▸ REQUEST:
Render every entry verbatim.
* Begin LISTING *
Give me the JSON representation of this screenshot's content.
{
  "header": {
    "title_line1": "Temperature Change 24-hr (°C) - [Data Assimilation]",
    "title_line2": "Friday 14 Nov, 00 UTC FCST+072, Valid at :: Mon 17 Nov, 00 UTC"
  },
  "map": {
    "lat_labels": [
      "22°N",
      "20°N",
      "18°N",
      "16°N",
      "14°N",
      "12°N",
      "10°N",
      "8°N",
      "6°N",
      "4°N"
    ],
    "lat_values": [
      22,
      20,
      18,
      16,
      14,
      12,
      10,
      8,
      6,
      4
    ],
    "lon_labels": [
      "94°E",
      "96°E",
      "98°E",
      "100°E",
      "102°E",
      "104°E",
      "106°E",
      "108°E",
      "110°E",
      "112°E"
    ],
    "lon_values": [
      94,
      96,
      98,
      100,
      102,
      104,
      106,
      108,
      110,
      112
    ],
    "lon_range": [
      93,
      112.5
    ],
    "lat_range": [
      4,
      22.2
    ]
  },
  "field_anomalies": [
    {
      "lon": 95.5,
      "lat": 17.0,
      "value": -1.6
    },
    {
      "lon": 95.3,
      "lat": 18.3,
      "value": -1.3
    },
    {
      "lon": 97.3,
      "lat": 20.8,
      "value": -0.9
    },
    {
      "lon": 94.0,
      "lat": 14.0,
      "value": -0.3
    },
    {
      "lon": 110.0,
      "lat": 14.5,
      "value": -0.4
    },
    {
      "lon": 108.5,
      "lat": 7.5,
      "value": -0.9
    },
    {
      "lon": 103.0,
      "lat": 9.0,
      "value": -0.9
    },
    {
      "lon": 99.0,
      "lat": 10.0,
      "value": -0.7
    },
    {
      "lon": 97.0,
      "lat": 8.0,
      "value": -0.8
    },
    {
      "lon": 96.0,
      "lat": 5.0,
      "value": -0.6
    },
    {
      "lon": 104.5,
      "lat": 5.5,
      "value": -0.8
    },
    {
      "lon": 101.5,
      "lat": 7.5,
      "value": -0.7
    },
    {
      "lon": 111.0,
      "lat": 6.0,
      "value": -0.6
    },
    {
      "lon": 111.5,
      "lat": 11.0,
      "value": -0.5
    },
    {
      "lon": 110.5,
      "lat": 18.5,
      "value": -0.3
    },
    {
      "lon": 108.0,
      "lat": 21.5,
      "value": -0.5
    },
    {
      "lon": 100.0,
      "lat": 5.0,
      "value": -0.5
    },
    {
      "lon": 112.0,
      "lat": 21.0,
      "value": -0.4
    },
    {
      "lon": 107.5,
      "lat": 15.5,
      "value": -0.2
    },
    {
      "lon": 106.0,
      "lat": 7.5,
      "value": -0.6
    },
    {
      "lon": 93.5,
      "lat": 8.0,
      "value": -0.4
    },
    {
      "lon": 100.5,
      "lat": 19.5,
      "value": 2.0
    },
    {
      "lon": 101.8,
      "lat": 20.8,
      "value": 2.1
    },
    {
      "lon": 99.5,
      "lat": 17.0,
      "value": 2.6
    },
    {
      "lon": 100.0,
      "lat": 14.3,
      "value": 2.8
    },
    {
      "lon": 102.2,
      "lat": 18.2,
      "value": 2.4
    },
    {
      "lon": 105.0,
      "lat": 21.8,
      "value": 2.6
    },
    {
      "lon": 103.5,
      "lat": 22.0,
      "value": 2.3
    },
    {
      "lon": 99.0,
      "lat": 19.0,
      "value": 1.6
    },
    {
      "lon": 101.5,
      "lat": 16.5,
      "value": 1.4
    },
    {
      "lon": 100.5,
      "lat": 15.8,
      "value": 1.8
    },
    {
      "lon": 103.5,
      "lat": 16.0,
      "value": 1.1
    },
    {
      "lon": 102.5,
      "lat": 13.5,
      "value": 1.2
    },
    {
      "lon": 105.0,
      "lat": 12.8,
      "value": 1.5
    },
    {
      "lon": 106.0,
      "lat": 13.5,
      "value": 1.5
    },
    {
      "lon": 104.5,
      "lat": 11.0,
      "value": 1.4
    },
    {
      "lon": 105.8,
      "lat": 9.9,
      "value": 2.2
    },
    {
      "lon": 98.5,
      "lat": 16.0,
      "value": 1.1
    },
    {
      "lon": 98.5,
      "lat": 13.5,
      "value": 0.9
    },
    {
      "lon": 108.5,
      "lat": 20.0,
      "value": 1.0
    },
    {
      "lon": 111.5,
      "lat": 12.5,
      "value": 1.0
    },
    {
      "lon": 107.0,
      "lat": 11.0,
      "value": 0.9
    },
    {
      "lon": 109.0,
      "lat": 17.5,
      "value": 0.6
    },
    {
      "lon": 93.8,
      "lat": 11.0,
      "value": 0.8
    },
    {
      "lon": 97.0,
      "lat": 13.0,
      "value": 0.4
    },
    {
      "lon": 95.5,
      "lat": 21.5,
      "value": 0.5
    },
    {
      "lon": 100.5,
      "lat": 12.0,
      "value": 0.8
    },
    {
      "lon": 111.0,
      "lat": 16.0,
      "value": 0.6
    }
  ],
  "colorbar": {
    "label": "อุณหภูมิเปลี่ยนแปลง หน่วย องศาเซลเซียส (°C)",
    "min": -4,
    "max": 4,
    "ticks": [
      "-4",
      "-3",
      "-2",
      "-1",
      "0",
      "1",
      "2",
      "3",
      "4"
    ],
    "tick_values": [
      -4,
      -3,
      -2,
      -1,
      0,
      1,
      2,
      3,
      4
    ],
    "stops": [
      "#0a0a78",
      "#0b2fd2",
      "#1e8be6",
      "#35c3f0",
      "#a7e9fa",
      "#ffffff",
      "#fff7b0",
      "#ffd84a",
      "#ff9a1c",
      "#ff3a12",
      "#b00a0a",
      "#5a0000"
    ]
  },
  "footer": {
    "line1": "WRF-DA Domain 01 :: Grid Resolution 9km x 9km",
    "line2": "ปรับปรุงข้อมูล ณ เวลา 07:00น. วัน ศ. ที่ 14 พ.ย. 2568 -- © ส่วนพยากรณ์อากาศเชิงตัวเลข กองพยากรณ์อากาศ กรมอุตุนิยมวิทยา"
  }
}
* End LISTING *
▸ OUTPUT:
Give me the JSON representation of this screenshot's content.
{
  "header": {
    "title_line1": "Temperature Change 24-hr (°C) - [Data Assimilation]",
    "title_line2": "Friday 14 Nov, 00 UTC FCST+072, Valid at :: Mon 17 Nov, 00 UTC"
  },
  "map": {
    "lat_labels": [
      "22°N",
      "20°N",
      "18°N",
      "16°N",
      "14°N",
      "12°N",
      "10°N",
      "8°N",
      "6°N",
      "4°N"
    ],
    "lat_values": [
      22,
      20,
      18,
      16,
      14,
      12,
      10,
      8,
      6,
      4
    ],
    "lon_labels": [
      "94°E",
      "96°E",
      "98°E",
      "100°E",
      "102°E",
      "104°E",
      "106°E",
      "108°E",
      "110°E",
      "112°E"
    ],
    "lon_values": [
      94,
      96,
      98,
      100,
      102,
      104,
      106,
      108,
      110,
      112
    ],
    "lon_range": [
      93,
      112.5
    ],
    "lat_range": [
      4,
      22.2
    ]
  },
  "field_anomalies": [
    {
      "lon": 95.5,
      "lat": 17.0,
      "value": -1.6
    },
    {
      "lon": 95.3,
      "lat": 18.3,
      "value": -1.3
    },
    {
      "lon": 97.3,
      "lat": 20.8,
      "value": -0.9
    },
    {
      "lon": 94.0,
      "lat": 14.0,
      "value": -0.3
    },
    {
      "lon": 110.0,
      "lat": 14.5,
      "value": -0.4
    },
    {
      "lon": 108.5,
      "lat": 7.5,
      "value": -0.9
    },
    {
      "lon": 103.0,
      "lat": 9.0,
      "value": -0.9
    },
    {
      "lon": 99.0,
      "lat": 10.0,
      "value": -0.7
    },
    {
      "lon": 97.0,
      "lat": 8.0,
      "value": -0.8
    },
    {
      "lon": 96.0,
      "lat": 5.0,
      "value": -0.6
    },
    {
      "lon": 104.5,
      "lat": 5.5,
      "value": -0.8
    },
    {
      "lon": 101.5,
      "lat": 7.5,
      "value": -0.7
    },
    {
      "lon": 111.0,
      "lat": 6.0,
      "value": -0.6
    },
    {
      "lon": 111.5,
      "lat": 11.0,
      "value": -0.5
    },
    {
      "lon": 110.5,
      "lat": 18.5,
      "value": -0.3
    },
    {
      "lon": 108.0,
      "lat": 21.5,
      "value": -0.5
    },
    {
      "lon": 100.0,
      "lat": 5.0,
      "value": -0.5
    },
    {
      "lon": 112.0,
      "lat": 21.0,
      "value": -0.4
    },
    {
      "lon": 107.5,
      "lat": 15.5,
      "value": -0.2
    },
    {
      "lon": 106.0,
      "lat": 7.5,
      "value": -0.6
    },
    {
      "lon": 93.5,
      "lat": 8.0,
      "value": -0.4
    },
    {
      "lon": 100.5,
      "lat": 19.5,
      "value": 2.0
    },
    {
      "lon": 101.8,
      "lat": 20.8,
      "value": 2.1
    },
    {
      "lon": 99.5,
      "lat": 17.0,
      "value": 2.6
    },
    {
      "lon": 100.0,
      "lat": 14.3,
      "value": 2.8
    },
    {
      "lon": 102.2,
      "lat": 18.2,
      "value": 2.4
    },
    {
      "lon": 105.0,
      "lat": 21.8,
      "value": 2.6
    },
    {
      "lon": 103.5,
      "lat": 22.0,
      "value": 2.3
    },
    {
      "lon": 99.0,
      "lat": 19.0,
      "value": 1.6
    },
    {
      "lon": 101.5,
      "lat": 16.5,
      "value": 1.4
    },
    {
      "lon": 100.5,
      "lat": 15.8,
      "value": 1.8
    },
    {
      "lon": 103.5,
      "lat": 16.0,
      "value": 1.1
    },
    {
      "lon": 102.5,
      "lat": 13.5,
      "value": 1.2
    },
    {
      "lon": 105.0,
      "lat": 12.8,
      "value": 1.5
    },
    {
      "lon": 106.0,
      "lat": 13.5,
      "value": 1.5
    },
    {
      "lon": 104.5,
      "lat": 11.0,
      "value": 1.4
    },
    {
      "lon": 105.8,
      "lat": 9.9,
      "value": 2.2
    },
    {
      "lon": 98.5,
      "lat": 16.0,
      "value": 1.1
    },
    {
      "lon": 98.5,
      "lat": 13.5,
      "value": 0.9
    },
    {
      "lon": 108.5,
      "lat": 20.0,
      "value": 1.0
    },
    {
      "lon": 111.5,
      "lat": 12.5,
      "value": 1.0
    },
    {
      "lon": 107.0,
      "lat": 11.0,
      "value": 0.9
    },
    {
      "lon": 109.0,
      "lat": 17.5,
      "value": 0.6
    },
    {
      "lon": 93.8,
      "lat": 11.0,
      "value": 0.8
    },
    {
      "lon": 97.0,
      "lat": 13.0,
      "value": 0.4
    },
    {
      "lon": 95.5,
      "lat": 21.5,
      "value": 0.5
    },
    {
      "lon": 100.5,
      "lat": 12.0,
      "value": 0.8
    },
    {
      "lon": 111.0,
      "lat": 16.0,
      "value": 0.6
    }
  ],
  "colorbar": {
    "label": "อุณหภูมิเปลี่ยนแปลง หน่วย องศาเซลเซียส (°C)",
    "min": -4,
    "max": 4,
    "ticks": [
      "-4",
      "-3",
      "-2",
      "-1",
      "0",
      "1",
      "2",
      "3",
      "4"
    ],
    "tick_values": [
      -4,
      -3,
      -2,
      -1,
      0,
      1,
      2,
      3,
      4
    ],
    "stops": [
      "#0a0a78",
      "#0b2fd2",
      "#1e8be6",
      "#35c3f0",
      "#a7e9fa",
      "#ffffff",
      "#fff7b0",
      "#ffd84a",
      "#ff9a1c",
      "#ff3a12",
      "#b00a0a",
      "#5a0000"
    ]
  },
  "footer": {
    "line1": "WRF-DA Domain 01 :: Grid Resolution 9km x 9km",
    "line2": "ปรับปรุงข้อมูล ณ เวลา 07:00น. วัน ศ. ที่ 14 พ.ย. 2568 -- © ส่วนพยากรณ์อากาศเชิงตัวเลข กองพยากรณ์อากาศ กรมอุตุนิยมวิทยา"
  }
}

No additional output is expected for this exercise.